» **Input data**
========================================================================

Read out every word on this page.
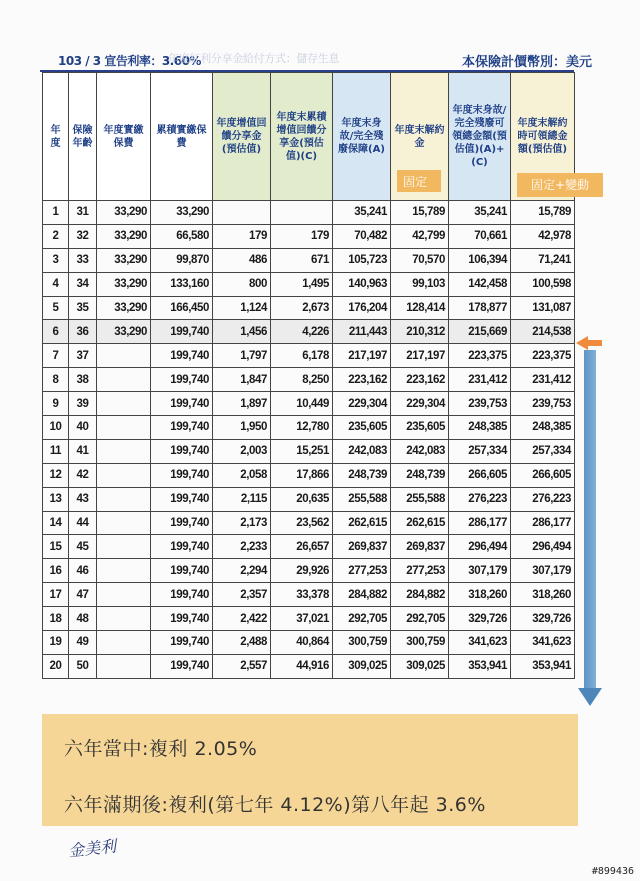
103 / 3 宣告利率：3.60%
年度紅利分享金給付方式：儲存生息	本保險計價幣別：美元
年度	保險年齡	年度實繳保費	累積實繳保費	年度增值回饋分享金(預估值)	年度末累積增值回饋分享金(預估值)(C)	年度末身故/完全殘廢保障(A)	年度末解約金	年度末身故/完全殘廢可領總金額(預估值)(A)+(C)	年度末解約時可領總金額(預估值)
1	31	33,290	33,290			35,241	15,789	35,241	15,789
2	32	33,290	66,580	179	179	70,482	42,799	70,661	42,978
3	33	33,290	99,870	486	671	105,723	70,570	106,394	71,241
4	34	33,290	133,160	800	1,495	140,963	99,103	142,458	100,598
5	35	33,290	166,450	1,124	2,673	176,204	128,414	178,877	131,087
6	36	33,290	199,740	1,456	4,226	211,443	210,312	215,669	214,538
7	37		199,740	1,797	6,178	217,197	217,197	223,375	223,375
8	38		199,740	1,847	8,250	223,162	223,162	231,412	231,412
9	39		199,740	1,897	10,449	229,304	229,304	239,753	239,753
10	40		199,740	1,950	12,780	235,605	235,605	248,385	248,385
11	41		199,740	2,003	15,251	242,083	242,083	257,334	257,334
12	42		199,740	2,058	17,866	248,739	248,739	266,605	266,605
13	43		199,740	2,115	20,635	255,588	255,588	276,223	276,223
14	44		199,740	2,173	23,562	262,615	262,615	286,177	286,177
15	45		199,740	2,233	26,657	269,837	269,837	296,494	296,494
16	46		199,740	2,294	29,926	277,253	277,253	307,179	307,179
17	47		199,740	2,357	33,378	284,882	284,882	318,260	318,260
18	48		199,740	2,422	37,021	292,705	292,705	329,726	329,726
19	49		199,740	2,488	40,864	300,759	300,759	341,623	341,623
20	50		199,740	2,557	44,916	309,025	309,025	353,941	353,941
固定	固定+變動
六年當中:複利 2.05%
六年滿期後:複利(第七年 4.12%)第八年起 3.6%
金美利
#899436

========================================================================

» **What is being asked**
Repeat every record above exactly, but leave out any pictures.

» **Result of this task**
Read out every word on this page.
103 / 3 宣告利率：3.60%
年度紅利分享金給付方式：儲存生息	本保險計價幣別：美元
年度	保險年齡	年度實繳保費	累積實繳保費	年度增值回饋分享金(預估值)	年度末累積增值回饋分享金(預估值)(C)	年度末身故/完全殘廢保障(A)	年度末解約金	年度末身故/完全殘廢可領總金額(預估值)(A)+(C)	年度末解約時可領總金額(預估值)
1	31	33,290	33,290			35,241	15,789	35,241	15,789
2	32	33,290	66,580	179	179	70,482	42,799	70,661	42,978
3	33	33,290	99,870	486	671	105,723	70,570	106,394	71,241
4	34	33,290	133,160	800	1,495	140,963	99,103	142,458	100,598
5	35	33,290	166,450	1,124	2,673	176,204	128,414	178,877	131,087
6	36	33,290	199,740	1,456	4,226	211,443	210,312	215,669	214,538
7	37		199,740	1,797	6,178	217,197	217,197	223,375	223,375
8	38		199,740	1,847	8,250	223,162	223,162	231,412	231,412
9	39		199,740	1,897	10,449	229,304	229,304	239,753	239,753
10	40		199,740	1,950	12,780	235,605	235,605	248,385	248,385
11	41		199,740	2,003	15,251	242,083	242,083	257,334	257,334
12	42		199,740	2,058	17,866	248,739	248,739	266,605	266,605
13	43		199,740	2,115	20,635	255,588	255,588	276,223	276,223
14	44		199,740	2,173	23,562	262,615	262,615	286,177	286,177
15	45		199,740	2,233	26,657	269,837	269,837	296,494	296,494
16	46		199,740	2,294	29,926	277,253	277,253	307,179	307,179
17	47		199,740	2,357	33,378	284,882	284,882	318,260	318,260
18	48		199,740	2,422	37,021	292,705	292,705	329,726	329,726
19	49		199,740	2,488	40,864	300,759	300,759	341,623	341,623
20	50		199,740	2,557	44,916	309,025	309,025	353,941	353,941
固定	固定+變動
六年當中:複利 2.05%
六年滿期後:複利(第七年 4.12%)第八年起 3.6%
金美利
#899436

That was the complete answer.